EXERCISE DESCRIPTION:
Produce a word-for-word copy of the listing below without its pictures.

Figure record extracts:
= = = =
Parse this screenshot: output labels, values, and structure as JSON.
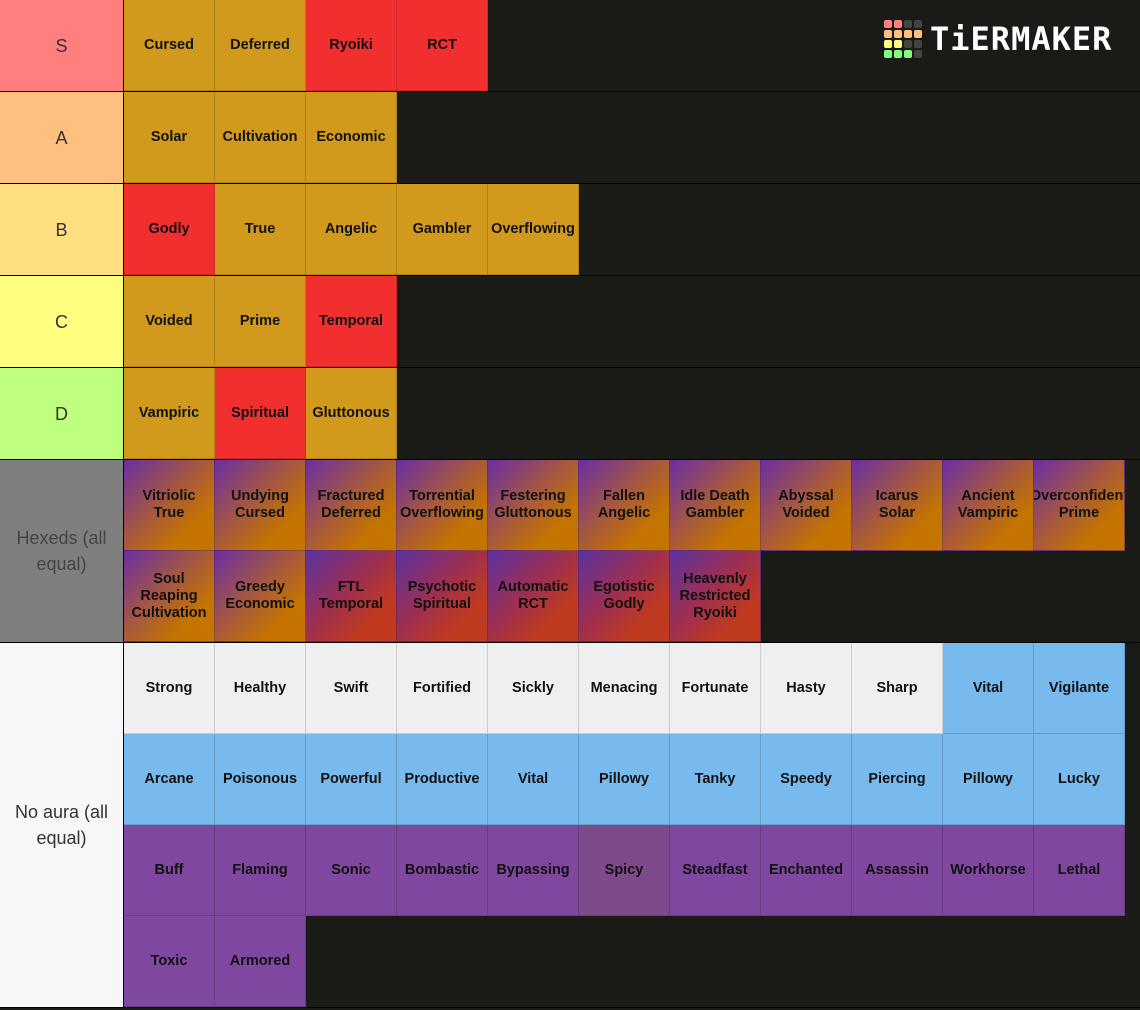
{
  "logo": {
    "text": "TiERMAKER",
    "grid_colors": [
      "#ff7f7f",
      "#ff7f7f",
      "#444",
      "#444",
      "#ffbf7f",
      "#ffbf7f",
      "#ffbf7f",
      "#ffbf7f",
      "#ffff7f",
      "#ffff7f",
      "#444",
      "#444",
      "#7fff7f",
      "#7fff7f",
      "#7fff7f",
      "#444"
    ]
  },
  "colors": {
    "background": "#1a1a17",
    "gold": "#d19a1c",
    "red": "#f22f2f",
    "white": "#efefef",
    "blue": "#78b9ee",
    "purple": "#7f479f"
  },
  "tiers": [
    {
      "label": "S",
      "color": "#ff7f7f",
      "items": [
        {
          "text": "Cursed",
          "style": "gold"
        },
        {
          "text": "Deferred",
          "style": "gold"
        },
        {
          "text": "Ryoiki",
          "style": "red"
        },
        {
          "text": "RCT",
          "style": "red"
        }
      ]
    },
    {
      "label": "A",
      "color": "#ffbf7f",
      "items": [
        {
          "text": "Solar",
          "style": "gold"
        },
        {
          "text": "Cultivation",
          "style": "gold"
        },
        {
          "text": "Economic",
          "style": "gold"
        }
      ]
    },
    {
      "label": "B",
      "color": "#ffdf7f",
      "items": [
        {
          "text": "Godly",
          "style": "red"
        },
        {
          "text": "True",
          "style": "gold"
        },
        {
          "text": "Angelic",
          "style": "gold"
        },
        {
          "text": "Gambler",
          "style": "gold"
        },
        {
          "text": "Overflowing",
          "style": "gold"
        }
      ]
    },
    {
      "label": "C",
      "color": "#ffff7f",
      "items": [
        {
          "text": "Voided",
          "style": "gold"
        },
        {
          "text": "Prime",
          "style": "gold"
        },
        {
          "text": "Temporal",
          "style": "red"
        }
      ]
    },
    {
      "label": "D",
      "color": "#bfff7f",
      "items": [
        {
          "text": "Vampiric",
          "style": "gold"
        },
        {
          "text": "Spiritual",
          "style": "red"
        },
        {
          "text": "Gluttonous",
          "style": "gold"
        }
      ]
    },
    {
      "label": "Hexeds (all equal)",
      "color": "#7f7f7f",
      "items": [
        {
          "text": "Vitriolic\nTrue",
          "style": "hex-orange"
        },
        {
          "text": "Undying\nCursed",
          "style": "hex-orange"
        },
        {
          "text": "Fractured\nDeferred",
          "style": "hex-orange"
        },
        {
          "text": "Torrential\nOverflowing",
          "style": "hex-orange"
        },
        {
          "text": "Festering\nGluttonous",
          "style": "hex-orange"
        },
        {
          "text": "Fallen\nAngelic",
          "style": "hex-orange"
        },
        {
          "text": "Idle Death\nGambler",
          "style": "hex-orange"
        },
        {
          "text": "Abyssal\nVoided",
          "style": "hex-orange"
        },
        {
          "text": "Icarus\nSolar",
          "style": "hex-orange"
        },
        {
          "text": "Ancient\nVampiric",
          "style": "hex-orange"
        },
        {
          "text": "Overconfident\nPrime",
          "style": "hex-orange"
        },
        {
          "text": "Soul\nReaping\nCultivation",
          "style": "hex-orange"
        },
        {
          "text": "Greedy\nEconomic",
          "style": "hex-orange"
        },
        {
          "text": "FTL\nTemporal",
          "style": "hex-red"
        },
        {
          "text": "Psychotic\nSpiritual",
          "style": "hex-red"
        },
        {
          "text": "Automatic\nRCT",
          "style": "hex-red"
        },
        {
          "text": "Egotistic\nGodly",
          "style": "hex-red"
        },
        {
          "text": "Heavenly\nRestricted\nRyoiki",
          "style": "hex-red"
        }
      ]
    },
    {
      "label": "No aura (all equal)",
      "color": "#f7f7f7",
      "items": [
        {
          "text": "Strong",
          "style": "white"
        },
        {
          "text": "Healthy",
          "style": "white"
        },
        {
          "text": "Swift",
          "style": "white"
        },
        {
          "text": "Fortified",
          "style": "white"
        },
        {
          "text": "Sickly",
          "style": "white"
        },
        {
          "text": "Menacing",
          "style": "white"
        },
        {
          "text": "Fortunate",
          "style": "white"
        },
        {
          "text": "Hasty",
          "style": "white"
        },
        {
          "text": "Sharp",
          "style": "white"
        },
        {
          "text": "Vital",
          "style": "blue"
        },
        {
          "text": "Vigilante",
          "style": "blue"
        },
        {
          "text": "Arcane",
          "style": "blue"
        },
        {
          "text": "Poisonous",
          "style": "blue"
        },
        {
          "text": "Powerful",
          "style": "blue"
        },
        {
          "text": "Productive",
          "style": "blue"
        },
        {
          "text": "Vital",
          "style": "blue"
        },
        {
          "text": "Pillowy",
          "style": "blue"
        },
        {
          "text": "Tanky",
          "style": "blue"
        },
        {
          "text": "Speedy",
          "style": "blue"
        },
        {
          "text": "Piercing",
          "style": "blue"
        },
        {
          "text": "Pillowy",
          "style": "blue"
        },
        {
          "text": "Lucky",
          "style": "blue"
        },
        {
          "text": "Buff",
          "style": "purple"
        },
        {
          "text": "Flaming",
          "style": "purple"
        },
        {
          "text": "Sonic",
          "style": "purple"
        },
        {
          "text": "Bombastic",
          "style": "purple"
        },
        {
          "text": "Bypassing",
          "style": "purple"
        },
        {
          "text": "Spicy",
          "style": "spicy"
        },
        {
          "text": "Steadfast",
          "style": "purple"
        },
        {
          "text": "Enchanted",
          "style": "purple"
        },
        {
          "text": "Assassin",
          "style": "purple"
        },
        {
          "text": "Workhorse",
          "style": "purple"
        },
        {
          "text": "Lethal",
          "style": "purple"
        },
        {
          "text": "Toxic",
          "style": "purple"
        },
        {
          "text": "Armored",
          "style": "purple"
        }
      ]
    }
  ]
}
= = = =
RESPONSE TO THE TASK:
Parse this screenshot: output labels, values, and structure as JSON.
{
  "logo": {
    "text": "TiERMAKER",
    "grid_colors": [
      "#ff7f7f",
      "#ff7f7f",
      "#444",
      "#444",
      "#ffbf7f",
      "#ffbf7f",
      "#ffbf7f",
      "#ffbf7f",
      "#ffff7f",
      "#ffff7f",
      "#444",
      "#444",
      "#7fff7f",
      "#7fff7f",
      "#7fff7f",
      "#444"
    ]
  },
  "colors": {
    "background": "#1a1a17",
    "gold": "#d19a1c",
    "red": "#f22f2f",
    "white": "#efefef",
    "blue": "#78b9ee",
    "purple": "#7f479f"
  },
  "tiers": [
    {
      "label": "S",
      "color": "#ff7f7f",
      "items": [
        {
          "text": "Cursed",
          "style": "gold"
        },
        {
          "text": "Deferred",
          "style": "gold"
        },
        {
          "text": "Ryoiki",
          "style": "red"
        },
        {
          "text": "RCT",
          "style": "red"
        }
      ]
    },
    {
      "label": "A",
      "color": "#ffbf7f",
      "items": [
        {
          "text": "Solar",
          "style": "gold"
        },
        {
          "text": "Cultivation",
          "style": "gold"
        },
        {
          "text": "Economic",
          "style": "gold"
        }
      ]
    },
    {
      "label": "B",
      "color": "#ffdf7f",
      "items": [
        {
          "text": "Godly",
          "style": "red"
        },
        {
          "text": "True",
          "style": "gold"
        },
        {
          "text": "Angelic",
          "style": "gold"
        },
        {
          "text": "Gambler",
          "style": "gold"
        },
        {
          "text": "Overflowing",
          "style": "gold"
        }
      ]
    },
    {
      "label": "C",
      "color": "#ffff7f",
      "items": [
        {
          "text": "Voided",
          "style": "gold"
        },
        {
          "text": "Prime",
          "style": "gold"
        },
        {
          "text": "Temporal",
          "style": "red"
        }
      ]
    },
    {
      "label": "D",
      "color": "#bfff7f",
      "items": [
        {
          "text": "Vampiric",
          "style": "gold"
        },
        {
          "text": "Spiritual",
          "style": "red"
        },
        {
          "text": "Gluttonous",
          "style": "gold"
        }
      ]
    },
    {
      "label": "Hexeds (all equal)",
      "color": "#7f7f7f",
      "items": [
        {
          "text": "Vitriolic\nTrue",
          "style": "hex-orange"
        },
        {
          "text": "Undying\nCursed",
          "style": "hex-orange"
        },
        {
          "text": "Fractured\nDeferred",
          "style": "hex-orange"
        },
        {
          "text": "Torrential\nOverflowing",
          "style": "hex-orange"
        },
        {
          "text": "Festering\nGluttonous",
          "style": "hex-orange"
        },
        {
          "text": "Fallen\nAngelic",
          "style": "hex-orange"
        },
        {
          "text": "Idle Death\nGambler",
          "style": "hex-orange"
        },
        {
          "text": "Abyssal\nVoided",
          "style": "hex-orange"
        },
        {
          "text": "Icarus\nSolar",
          "style": "hex-orange"
        },
        {
          "text": "Ancient\nVampiric",
          "style": "hex-orange"
        },
        {
          "text": "Overconfident\nPrime",
          "style": "hex-orange"
        },
        {
          "text": "Soul\nReaping\nCultivation",
          "style": "hex-orange"
        },
        {
          "text": "Greedy\nEconomic",
          "style": "hex-orange"
        },
        {
          "text": "FTL\nTemporal",
          "style": "hex-red"
        },
        {
          "text": "Psychotic\nSpiritual",
          "style": "hex-red"
        },
        {
          "text": "Automatic\nRCT",
          "style": "hex-red"
        },
        {
          "text": "Egotistic\nGodly",
          "style": "hex-red"
        },
        {
          "text": "Heavenly\nRestricted\nRyoiki",
          "style": "hex-red"
        }
      ]
    },
    {
      "label": "No aura (all equal)",
      "color": "#f7f7f7",
      "items": [
        {
          "text": "Strong",
          "style": "white"
        },
        {
          "text": "Healthy",
          "style": "white"
        },
        {
          "text": "Swift",
          "style": "white"
        },
        {
          "text": "Fortified",
          "style": "white"
        },
        {
          "text": "Sickly",
          "style": "white"
        },
        {
          "text": "Menacing",
          "style": "white"
        },
        {
          "text": "Fortunate",
          "style": "white"
        },
        {
          "text": "Hasty",
          "style": "white"
        },
        {
          "text": "Sharp",
          "style": "white"
        },
        {
          "text": "Vital",
          "style": "blue"
        },
        {
          "text": "Vigilante",
          "style": "blue"
        },
        {
          "text": "Arcane",
          "style": "blue"
        },
        {
          "text": "Poisonous",
          "style": "blue"
        },
        {
          "text": "Powerful",
          "style": "blue"
        },
        {
          "text": "Productive",
          "style": "blue"
        },
        {
          "text": "Vital",
          "style": "blue"
        },
        {
          "text": "Pillowy",
          "style": "blue"
        },
        {
          "text": "Tanky",
          "style": "blue"
        },
        {
          "text": "Speedy",
          "style": "blue"
        },
        {
          "text": "Piercing",
          "style": "blue"
        },
        {
          "text": "Pillowy",
          "style": "blue"
        },
        {
          "text": "Lucky",
          "style": "blue"
        },
        {
          "text": "Buff",
          "style": "purple"
        },
        {
          "text": "Flaming",
          "style": "purple"
        },
        {
          "text": "Sonic",
          "style": "purple"
        },
        {
          "text": "Bombastic",
          "style": "purple"
        },
        {
          "text": "Bypassing",
          "style": "purple"
        },
        {
          "text": "Spicy",
          "style": "spicy"
        },
        {
          "text": "Steadfast",
          "style": "purple"
        },
        {
          "text": "Enchanted",
          "style": "purple"
        },
        {
          "text": "Assassin",
          "style": "purple"
        },
        {
          "text": "Workhorse",
          "style": "purple"
        },
        {
          "text": "Lethal",
          "style": "purple"
        },
        {
          "text": "Toxic",
          "style": "purple"
        },
        {
          "text": "Armored",
          "style": "purple"
        }
      ]
    }
  ]
}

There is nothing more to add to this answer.